## [Brief 1]
Return the records below unchanged, from their first line up to and including the line that contains "- closing-question: Why".

## [Source excerpt]
With the resources now available to him in the States, he was exposed to more about art and taught himself as much as he could. As a teenager back in Africa, family members had encouraged him to work more abstractly, which he did. At the time, he ran into an artist who looked at his work and told him, “`Oh, you copied Picasso.’ I was insulted because I had no clue who Picasso was.” It was only upon discovering Picasso himself in America, that he understood what “a great compliment it was.” Charara felt a strong connection to the artist, “First, he looked like my father, and that would make me fall in love with him immediately.” But he found he could really understand and relate to his work freely. He often discovered that the ideas that he was coming up with, which seemed new to him, had already been explored by well known artists before him.
He would marry his wife Margaret, herself a metalsmith schooled at Massachussets School of Art, and then work as a regional planner for the State of Massachusetts. Over this time he continued to learn and make work, drawing, working in his sketchbooks, and also exhibiting and selling to individual collectors. The need to be doing more never abated. His employers at the state knew he was an artist and kept offering him a more flexible schedule – at one point he was down to three days, with the rest of the week to do his artwork, but this was not nearly enough time.

After ten years, something had to give. “One day, I was going to Boston on the train, I realized two things: One, that somebody else needed my job more than I did. Secondly, I realized it was as if I was living my life as one day, and repeating it over and over. It was very stagnant and I just couldn’t take it anymore. It just wasn’t what I wanted to do. I wanted to be an artist.”
And with that, Charara left the security of his job to pursue a career as an artist full time. His parents had retired to Michigan, so he packed up his family and moved to Dearborn. This was a big step forward, but he still had to adjust to a new environment and just being an artist full time for the first time.

## [Brief 2]
From the passage about Charara, retype the words from "He would marry" up to and including "nearly enough time." without any changes.

## [Materials provided]

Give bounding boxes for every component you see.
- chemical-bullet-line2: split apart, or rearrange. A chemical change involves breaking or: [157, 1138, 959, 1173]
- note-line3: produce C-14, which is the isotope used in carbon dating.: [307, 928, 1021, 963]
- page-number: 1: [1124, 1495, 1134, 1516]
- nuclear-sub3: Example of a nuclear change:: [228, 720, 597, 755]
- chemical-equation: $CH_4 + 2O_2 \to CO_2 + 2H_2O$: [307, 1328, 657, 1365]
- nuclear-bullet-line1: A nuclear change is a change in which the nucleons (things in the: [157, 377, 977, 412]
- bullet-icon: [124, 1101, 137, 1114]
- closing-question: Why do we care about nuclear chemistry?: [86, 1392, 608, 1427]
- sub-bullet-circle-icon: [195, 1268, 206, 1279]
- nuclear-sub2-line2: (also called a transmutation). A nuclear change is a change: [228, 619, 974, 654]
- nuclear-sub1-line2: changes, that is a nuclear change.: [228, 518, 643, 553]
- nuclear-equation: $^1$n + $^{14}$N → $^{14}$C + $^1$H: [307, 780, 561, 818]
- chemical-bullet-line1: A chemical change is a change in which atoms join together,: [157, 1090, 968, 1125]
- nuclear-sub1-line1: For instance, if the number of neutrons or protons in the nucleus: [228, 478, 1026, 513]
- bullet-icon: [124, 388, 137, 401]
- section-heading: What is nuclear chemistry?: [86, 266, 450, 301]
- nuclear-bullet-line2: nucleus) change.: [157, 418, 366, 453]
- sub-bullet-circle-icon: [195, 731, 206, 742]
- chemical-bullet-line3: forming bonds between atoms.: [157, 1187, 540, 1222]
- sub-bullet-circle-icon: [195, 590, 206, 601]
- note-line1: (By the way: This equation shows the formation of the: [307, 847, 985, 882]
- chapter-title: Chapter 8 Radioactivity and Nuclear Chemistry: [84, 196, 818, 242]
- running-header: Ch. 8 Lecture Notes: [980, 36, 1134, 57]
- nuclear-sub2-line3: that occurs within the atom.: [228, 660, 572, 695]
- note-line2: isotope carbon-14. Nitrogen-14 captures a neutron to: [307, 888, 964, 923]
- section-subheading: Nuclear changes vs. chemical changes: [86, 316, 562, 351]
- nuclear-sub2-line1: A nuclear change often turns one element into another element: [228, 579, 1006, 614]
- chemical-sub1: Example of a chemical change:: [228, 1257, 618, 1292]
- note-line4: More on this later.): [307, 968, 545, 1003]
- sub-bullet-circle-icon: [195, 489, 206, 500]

## [Task response 1]
Give bounding boxes for every component you see.
- chemical-bullet-line2: split apart, or rearrange. A chemical change involves breaking or: [157, 1138, 959, 1173]
- note-line3: produce C-14, which is the isotope used in carbon dating.: [307, 928, 1021, 963]
- page-number: 1: [1124, 1495, 1134, 1516]
- nuclear-sub3: Example of a nuclear change:: [228, 720, 597, 755]
- chemical-equation: $CH_4 + 2O_2 \to CO_2 + 2H_2O$: [307, 1328, 657, 1365]
- nuclear-bullet-line1: A nuclear change is a change in which the nucleons (things in the: [157, 377, 977, 412]
- bullet-icon: [124, 1101, 137, 1114]
- closing-question: Why do we care about nuclear chemistry?: [86, 1392, 608, 1427]

## [Task response 2]
He would marry his wife Margaret, herself a metalsmith schooled at Massachussets School of Art, and then work as a regional planner for the State of Massachusetts. Over this time he continued to learn and make work, drawing, working in his sketchbooks, and also exhibiting and selling to individual collectors. The need to be doing more never abated. His employers at the state knew he was an artist and kept offering him a more flexible schedule – at one point he was down to three days, with the rest of the week to do his artwork, but this was not nearly enough time.